> **Given instruction**:
State only how many lines below include the string "beam".

> **Data listing**:
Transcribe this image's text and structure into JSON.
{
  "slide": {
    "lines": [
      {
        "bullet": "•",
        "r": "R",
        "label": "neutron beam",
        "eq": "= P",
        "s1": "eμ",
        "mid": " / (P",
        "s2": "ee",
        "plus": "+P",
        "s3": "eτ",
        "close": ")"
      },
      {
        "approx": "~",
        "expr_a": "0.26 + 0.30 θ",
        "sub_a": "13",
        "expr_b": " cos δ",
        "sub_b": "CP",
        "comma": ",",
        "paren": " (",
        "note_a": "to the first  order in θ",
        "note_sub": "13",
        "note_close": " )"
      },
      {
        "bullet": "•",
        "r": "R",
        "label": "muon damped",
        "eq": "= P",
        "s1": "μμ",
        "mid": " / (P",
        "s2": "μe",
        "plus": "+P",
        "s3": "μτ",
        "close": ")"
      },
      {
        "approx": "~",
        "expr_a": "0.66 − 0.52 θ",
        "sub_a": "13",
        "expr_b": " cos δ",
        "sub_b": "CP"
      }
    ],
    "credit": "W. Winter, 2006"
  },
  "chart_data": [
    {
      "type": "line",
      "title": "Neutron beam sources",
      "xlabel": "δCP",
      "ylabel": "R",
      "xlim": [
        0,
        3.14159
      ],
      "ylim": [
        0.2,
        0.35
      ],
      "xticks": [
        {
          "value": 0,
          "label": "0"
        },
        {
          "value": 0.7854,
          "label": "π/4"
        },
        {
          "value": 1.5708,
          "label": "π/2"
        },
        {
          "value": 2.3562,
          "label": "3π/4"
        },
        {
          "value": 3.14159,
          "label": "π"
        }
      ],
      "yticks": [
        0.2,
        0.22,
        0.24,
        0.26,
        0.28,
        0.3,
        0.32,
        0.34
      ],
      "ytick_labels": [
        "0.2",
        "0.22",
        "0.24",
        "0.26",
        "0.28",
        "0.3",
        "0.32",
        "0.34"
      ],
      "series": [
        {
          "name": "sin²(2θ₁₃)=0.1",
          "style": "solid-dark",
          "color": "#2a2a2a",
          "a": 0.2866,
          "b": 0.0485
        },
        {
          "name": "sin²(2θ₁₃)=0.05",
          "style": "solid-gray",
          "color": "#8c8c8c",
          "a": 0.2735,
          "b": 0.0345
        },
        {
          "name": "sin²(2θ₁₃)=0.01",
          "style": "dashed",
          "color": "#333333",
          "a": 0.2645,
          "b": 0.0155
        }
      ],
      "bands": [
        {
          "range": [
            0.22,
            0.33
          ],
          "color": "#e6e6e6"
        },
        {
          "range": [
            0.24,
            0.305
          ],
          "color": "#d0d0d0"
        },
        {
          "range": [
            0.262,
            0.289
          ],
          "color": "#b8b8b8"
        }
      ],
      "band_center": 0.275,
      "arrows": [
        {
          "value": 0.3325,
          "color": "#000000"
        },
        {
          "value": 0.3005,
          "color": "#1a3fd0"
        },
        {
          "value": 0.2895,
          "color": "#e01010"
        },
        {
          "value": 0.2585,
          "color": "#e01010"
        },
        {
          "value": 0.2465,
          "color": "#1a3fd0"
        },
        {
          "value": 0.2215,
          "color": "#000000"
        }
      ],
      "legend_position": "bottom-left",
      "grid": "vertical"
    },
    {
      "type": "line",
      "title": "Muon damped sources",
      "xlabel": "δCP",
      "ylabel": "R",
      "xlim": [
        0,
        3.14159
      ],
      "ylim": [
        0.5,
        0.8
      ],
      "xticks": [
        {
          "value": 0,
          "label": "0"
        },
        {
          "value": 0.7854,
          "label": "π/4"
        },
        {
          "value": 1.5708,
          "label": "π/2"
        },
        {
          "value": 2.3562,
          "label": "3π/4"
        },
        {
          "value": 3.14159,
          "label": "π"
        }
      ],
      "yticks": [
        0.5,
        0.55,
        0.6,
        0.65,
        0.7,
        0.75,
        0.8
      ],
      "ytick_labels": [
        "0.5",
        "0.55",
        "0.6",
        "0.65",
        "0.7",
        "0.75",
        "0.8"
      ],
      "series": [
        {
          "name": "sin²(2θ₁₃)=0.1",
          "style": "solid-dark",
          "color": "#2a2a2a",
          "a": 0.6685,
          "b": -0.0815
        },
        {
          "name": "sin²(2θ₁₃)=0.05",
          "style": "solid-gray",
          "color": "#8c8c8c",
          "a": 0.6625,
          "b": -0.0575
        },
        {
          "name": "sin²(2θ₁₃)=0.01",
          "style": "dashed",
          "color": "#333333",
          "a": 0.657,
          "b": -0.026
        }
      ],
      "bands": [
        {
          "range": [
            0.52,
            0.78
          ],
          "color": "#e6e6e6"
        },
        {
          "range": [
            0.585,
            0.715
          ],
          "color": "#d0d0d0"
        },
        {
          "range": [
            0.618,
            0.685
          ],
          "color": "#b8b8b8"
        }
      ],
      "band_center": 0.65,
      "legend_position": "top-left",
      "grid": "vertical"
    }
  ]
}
==
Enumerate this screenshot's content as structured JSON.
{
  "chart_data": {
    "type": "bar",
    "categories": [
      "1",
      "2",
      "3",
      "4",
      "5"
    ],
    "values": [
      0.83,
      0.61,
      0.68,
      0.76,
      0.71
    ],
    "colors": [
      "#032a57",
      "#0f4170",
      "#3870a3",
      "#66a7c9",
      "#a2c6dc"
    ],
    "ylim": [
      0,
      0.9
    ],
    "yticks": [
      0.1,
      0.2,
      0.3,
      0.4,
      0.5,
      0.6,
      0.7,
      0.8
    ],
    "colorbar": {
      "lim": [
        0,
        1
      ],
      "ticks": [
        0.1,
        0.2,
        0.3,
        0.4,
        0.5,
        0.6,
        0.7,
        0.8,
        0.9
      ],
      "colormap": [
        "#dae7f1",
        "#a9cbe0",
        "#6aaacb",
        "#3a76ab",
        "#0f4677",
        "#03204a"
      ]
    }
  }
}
...
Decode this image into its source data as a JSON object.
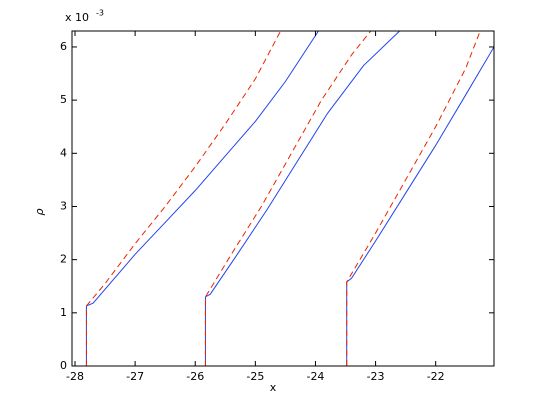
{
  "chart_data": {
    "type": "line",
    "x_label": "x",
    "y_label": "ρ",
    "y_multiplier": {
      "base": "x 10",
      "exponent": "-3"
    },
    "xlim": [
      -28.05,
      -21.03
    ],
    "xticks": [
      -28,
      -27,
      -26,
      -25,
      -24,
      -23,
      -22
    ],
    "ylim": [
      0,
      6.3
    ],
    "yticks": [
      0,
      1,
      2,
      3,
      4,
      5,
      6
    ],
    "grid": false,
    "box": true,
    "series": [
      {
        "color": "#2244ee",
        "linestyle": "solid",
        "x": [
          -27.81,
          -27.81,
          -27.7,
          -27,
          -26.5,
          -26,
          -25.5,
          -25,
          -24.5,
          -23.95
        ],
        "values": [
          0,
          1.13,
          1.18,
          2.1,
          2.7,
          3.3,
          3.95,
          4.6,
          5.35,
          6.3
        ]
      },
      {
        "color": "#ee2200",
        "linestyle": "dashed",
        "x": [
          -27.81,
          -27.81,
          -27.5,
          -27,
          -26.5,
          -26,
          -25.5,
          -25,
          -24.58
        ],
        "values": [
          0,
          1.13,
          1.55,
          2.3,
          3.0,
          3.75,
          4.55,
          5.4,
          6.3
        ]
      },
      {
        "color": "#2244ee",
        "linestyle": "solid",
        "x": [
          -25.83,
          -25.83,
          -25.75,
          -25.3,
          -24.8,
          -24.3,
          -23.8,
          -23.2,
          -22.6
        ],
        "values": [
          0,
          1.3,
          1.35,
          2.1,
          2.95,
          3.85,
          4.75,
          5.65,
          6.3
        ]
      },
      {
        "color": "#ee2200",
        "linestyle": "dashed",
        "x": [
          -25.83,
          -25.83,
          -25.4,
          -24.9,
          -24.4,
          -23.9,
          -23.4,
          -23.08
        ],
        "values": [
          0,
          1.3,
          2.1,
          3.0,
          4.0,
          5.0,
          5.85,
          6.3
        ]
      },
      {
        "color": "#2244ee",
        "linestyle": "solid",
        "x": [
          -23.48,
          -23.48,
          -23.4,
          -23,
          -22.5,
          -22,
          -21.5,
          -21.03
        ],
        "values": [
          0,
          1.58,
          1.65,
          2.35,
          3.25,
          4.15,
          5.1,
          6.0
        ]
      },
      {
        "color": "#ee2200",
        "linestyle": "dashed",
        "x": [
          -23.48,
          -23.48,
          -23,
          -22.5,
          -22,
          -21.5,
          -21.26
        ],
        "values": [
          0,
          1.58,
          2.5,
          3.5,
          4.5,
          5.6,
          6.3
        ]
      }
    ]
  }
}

> **The output**:
2